## [KUTIPAN HALAMAN]
'''

Pelaksanaan Perjanjian Kredit
Pembelian
Kendaraan
dengan Jaminan Fidusia
Perjanjian kredit
merupakan perjanjian konsensuil antara Debitur dengan Kreditur (dalam hal ini
Bank) yang melahirkan hubungan hutang piutang, dimana Debitur
berkewajiban membayar kembali pinjaman yang diberikan oleh Kreditur, dengan
berdasarkan syarat dan kondisi yang telah disepakati oleh para pihak.[1] Dalam
Buku III KUH Perdata tidak terdapat ketentuan yang khusus mengatur perihal
Perjanjian Kredit. Namun dengan berdasarkan asas kebebasan berkontrak,
para pihak bebas untuk menentukan isi dari perjanjian kredit sepanjang tidak
bertentangan dengan undang-undang, ketertiban umum, kesusilaan, dan kepatutan.

'''

## [SOAL LATIHAN 1]
Menurut kutipan halaman tentang perjanjian kredit di atas, para pihak bebas menentukan isi perjanjian kredit sepanjang tidak bertentangan dengan hal-hal tertentu. Sebutkan semua hal tersebut.

## [CATATAN LATIHAN INI]

'''

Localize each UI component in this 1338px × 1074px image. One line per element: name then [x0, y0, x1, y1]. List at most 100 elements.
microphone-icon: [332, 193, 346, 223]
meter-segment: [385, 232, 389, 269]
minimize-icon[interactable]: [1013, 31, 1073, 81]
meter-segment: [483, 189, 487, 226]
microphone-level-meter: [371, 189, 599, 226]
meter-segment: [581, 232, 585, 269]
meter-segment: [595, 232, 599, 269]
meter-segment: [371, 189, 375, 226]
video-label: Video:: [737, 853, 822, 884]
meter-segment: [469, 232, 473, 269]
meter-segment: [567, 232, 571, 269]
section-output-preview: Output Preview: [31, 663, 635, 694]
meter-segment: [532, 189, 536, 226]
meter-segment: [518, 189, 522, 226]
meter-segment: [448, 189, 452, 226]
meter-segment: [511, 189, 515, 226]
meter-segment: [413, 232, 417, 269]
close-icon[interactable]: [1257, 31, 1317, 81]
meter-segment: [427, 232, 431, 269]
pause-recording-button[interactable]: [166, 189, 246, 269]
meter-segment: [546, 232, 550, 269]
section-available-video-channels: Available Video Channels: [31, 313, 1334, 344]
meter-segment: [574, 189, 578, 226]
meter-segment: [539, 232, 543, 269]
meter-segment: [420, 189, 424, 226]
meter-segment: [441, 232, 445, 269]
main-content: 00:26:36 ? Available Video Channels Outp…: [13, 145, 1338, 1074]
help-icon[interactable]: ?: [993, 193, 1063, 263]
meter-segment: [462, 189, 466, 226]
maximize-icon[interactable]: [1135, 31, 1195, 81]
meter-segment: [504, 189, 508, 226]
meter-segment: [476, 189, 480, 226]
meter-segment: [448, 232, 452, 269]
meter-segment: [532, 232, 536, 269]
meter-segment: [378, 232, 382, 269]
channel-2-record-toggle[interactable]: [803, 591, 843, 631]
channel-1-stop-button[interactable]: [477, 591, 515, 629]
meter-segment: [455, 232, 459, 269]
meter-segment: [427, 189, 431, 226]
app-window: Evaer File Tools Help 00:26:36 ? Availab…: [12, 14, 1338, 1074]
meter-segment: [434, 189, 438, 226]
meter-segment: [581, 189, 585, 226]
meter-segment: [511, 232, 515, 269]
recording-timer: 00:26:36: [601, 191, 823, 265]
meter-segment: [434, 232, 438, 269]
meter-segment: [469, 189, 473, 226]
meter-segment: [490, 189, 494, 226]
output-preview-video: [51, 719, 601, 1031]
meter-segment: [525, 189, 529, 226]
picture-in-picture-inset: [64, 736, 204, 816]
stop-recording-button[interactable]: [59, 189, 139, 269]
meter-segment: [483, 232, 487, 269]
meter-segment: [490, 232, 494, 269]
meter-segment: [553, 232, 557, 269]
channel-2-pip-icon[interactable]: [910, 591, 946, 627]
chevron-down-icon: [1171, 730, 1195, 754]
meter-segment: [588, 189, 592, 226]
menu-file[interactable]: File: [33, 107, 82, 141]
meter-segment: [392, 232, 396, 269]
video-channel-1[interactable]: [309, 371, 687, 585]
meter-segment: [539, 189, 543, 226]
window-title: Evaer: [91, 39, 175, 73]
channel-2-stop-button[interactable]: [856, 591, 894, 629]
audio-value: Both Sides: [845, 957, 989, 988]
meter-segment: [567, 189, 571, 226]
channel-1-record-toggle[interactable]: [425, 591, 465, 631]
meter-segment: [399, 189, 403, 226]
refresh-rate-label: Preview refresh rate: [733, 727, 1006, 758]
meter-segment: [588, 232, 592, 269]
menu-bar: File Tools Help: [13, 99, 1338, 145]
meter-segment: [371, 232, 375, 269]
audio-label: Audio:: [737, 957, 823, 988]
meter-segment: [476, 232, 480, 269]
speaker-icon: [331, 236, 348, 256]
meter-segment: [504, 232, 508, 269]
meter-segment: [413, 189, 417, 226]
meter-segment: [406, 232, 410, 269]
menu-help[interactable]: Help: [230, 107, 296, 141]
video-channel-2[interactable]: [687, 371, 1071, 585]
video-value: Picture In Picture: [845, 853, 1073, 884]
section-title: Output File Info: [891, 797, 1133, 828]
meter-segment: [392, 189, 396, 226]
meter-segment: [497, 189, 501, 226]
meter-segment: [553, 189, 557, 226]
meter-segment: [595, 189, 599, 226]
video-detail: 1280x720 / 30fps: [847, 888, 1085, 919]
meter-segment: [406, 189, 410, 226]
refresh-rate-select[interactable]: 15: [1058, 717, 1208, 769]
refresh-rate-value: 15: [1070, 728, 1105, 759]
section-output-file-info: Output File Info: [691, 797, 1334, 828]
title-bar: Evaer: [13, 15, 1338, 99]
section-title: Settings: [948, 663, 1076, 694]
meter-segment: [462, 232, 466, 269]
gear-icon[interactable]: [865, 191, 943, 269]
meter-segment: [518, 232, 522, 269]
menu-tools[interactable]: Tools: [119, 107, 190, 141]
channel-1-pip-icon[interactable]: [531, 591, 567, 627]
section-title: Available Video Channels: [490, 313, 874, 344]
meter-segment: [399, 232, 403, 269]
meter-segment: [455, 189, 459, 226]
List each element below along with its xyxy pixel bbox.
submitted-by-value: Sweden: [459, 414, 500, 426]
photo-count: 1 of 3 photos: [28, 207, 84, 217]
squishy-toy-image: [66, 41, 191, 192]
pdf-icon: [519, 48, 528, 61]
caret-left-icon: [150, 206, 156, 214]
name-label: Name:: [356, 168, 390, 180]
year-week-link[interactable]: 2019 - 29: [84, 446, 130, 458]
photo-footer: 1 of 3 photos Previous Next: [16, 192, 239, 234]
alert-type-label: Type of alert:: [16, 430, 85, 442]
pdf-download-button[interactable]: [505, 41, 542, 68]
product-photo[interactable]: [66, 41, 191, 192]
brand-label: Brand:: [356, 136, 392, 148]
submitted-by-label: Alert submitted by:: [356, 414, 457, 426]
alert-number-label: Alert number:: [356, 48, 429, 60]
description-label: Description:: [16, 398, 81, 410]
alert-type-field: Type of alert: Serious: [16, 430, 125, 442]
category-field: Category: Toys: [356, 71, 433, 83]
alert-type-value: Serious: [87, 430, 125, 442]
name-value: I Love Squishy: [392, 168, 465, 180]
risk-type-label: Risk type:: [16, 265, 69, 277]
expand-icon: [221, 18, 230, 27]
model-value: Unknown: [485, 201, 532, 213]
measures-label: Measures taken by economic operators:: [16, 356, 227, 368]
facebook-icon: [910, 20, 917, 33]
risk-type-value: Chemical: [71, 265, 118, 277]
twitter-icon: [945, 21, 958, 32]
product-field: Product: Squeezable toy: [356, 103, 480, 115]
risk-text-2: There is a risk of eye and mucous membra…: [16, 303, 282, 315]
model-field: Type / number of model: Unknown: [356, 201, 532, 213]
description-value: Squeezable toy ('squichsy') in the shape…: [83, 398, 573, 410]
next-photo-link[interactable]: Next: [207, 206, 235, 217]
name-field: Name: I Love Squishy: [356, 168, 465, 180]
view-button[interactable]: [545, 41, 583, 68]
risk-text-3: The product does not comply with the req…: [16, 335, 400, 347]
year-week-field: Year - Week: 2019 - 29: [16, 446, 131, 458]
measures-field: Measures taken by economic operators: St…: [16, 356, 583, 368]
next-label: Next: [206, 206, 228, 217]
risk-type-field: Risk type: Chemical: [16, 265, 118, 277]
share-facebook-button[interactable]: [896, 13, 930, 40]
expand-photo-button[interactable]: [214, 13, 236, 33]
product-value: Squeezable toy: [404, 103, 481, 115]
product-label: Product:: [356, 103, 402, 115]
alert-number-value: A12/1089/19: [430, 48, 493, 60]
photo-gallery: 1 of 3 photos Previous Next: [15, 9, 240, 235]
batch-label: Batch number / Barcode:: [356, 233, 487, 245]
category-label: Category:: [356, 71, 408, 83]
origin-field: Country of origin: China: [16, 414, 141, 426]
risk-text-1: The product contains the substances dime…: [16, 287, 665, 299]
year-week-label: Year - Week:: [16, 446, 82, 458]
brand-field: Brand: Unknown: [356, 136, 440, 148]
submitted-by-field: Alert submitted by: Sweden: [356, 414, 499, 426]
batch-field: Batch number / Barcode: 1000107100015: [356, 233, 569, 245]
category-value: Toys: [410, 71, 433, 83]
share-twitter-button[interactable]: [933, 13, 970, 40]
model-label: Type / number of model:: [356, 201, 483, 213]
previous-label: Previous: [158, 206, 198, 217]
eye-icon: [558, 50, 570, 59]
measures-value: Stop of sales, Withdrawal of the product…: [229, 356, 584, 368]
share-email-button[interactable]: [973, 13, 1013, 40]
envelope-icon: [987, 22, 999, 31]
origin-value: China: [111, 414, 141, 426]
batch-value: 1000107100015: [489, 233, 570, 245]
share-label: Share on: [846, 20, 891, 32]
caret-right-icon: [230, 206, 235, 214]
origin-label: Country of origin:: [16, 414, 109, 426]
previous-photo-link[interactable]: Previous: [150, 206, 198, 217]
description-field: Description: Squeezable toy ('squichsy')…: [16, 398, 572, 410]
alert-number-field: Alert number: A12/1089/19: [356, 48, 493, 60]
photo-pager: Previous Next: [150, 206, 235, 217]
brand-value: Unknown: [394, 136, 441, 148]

'''

## [SOAL LATIHAN 2]
Tuliskan kembali dengan persis baris-baris catatan di atas, mulai dari awal catatan sampai dengan baris yang memuat "meter-segment: [567, 232, 571, 269]", termasuk baris itu sendiri.

## [JAWABAN BENAR 1]
Undang-undang, ketertiban umum, kesusilaan, dan kepatutan.

## [JAWABAN BENAR 2]
Localize each UI component in this 1338px × 1074px image. One line per element: name then [x0, y0, x1, y1]. List at most 100 elements.
microphone-icon: [332, 193, 346, 223]
meter-segment: [385, 232, 389, 269]
minimize-icon[interactable]: [1013, 31, 1073, 81]
meter-segment: [483, 189, 487, 226]
microphone-level-meter: [371, 189, 599, 226]
meter-segment: [581, 232, 585, 269]
meter-segment: [595, 232, 599, 269]
meter-segment: [371, 189, 375, 226]
video-label: Video:: [737, 853, 822, 884]
meter-segment: [469, 232, 473, 269]
meter-segment: [567, 232, 571, 269]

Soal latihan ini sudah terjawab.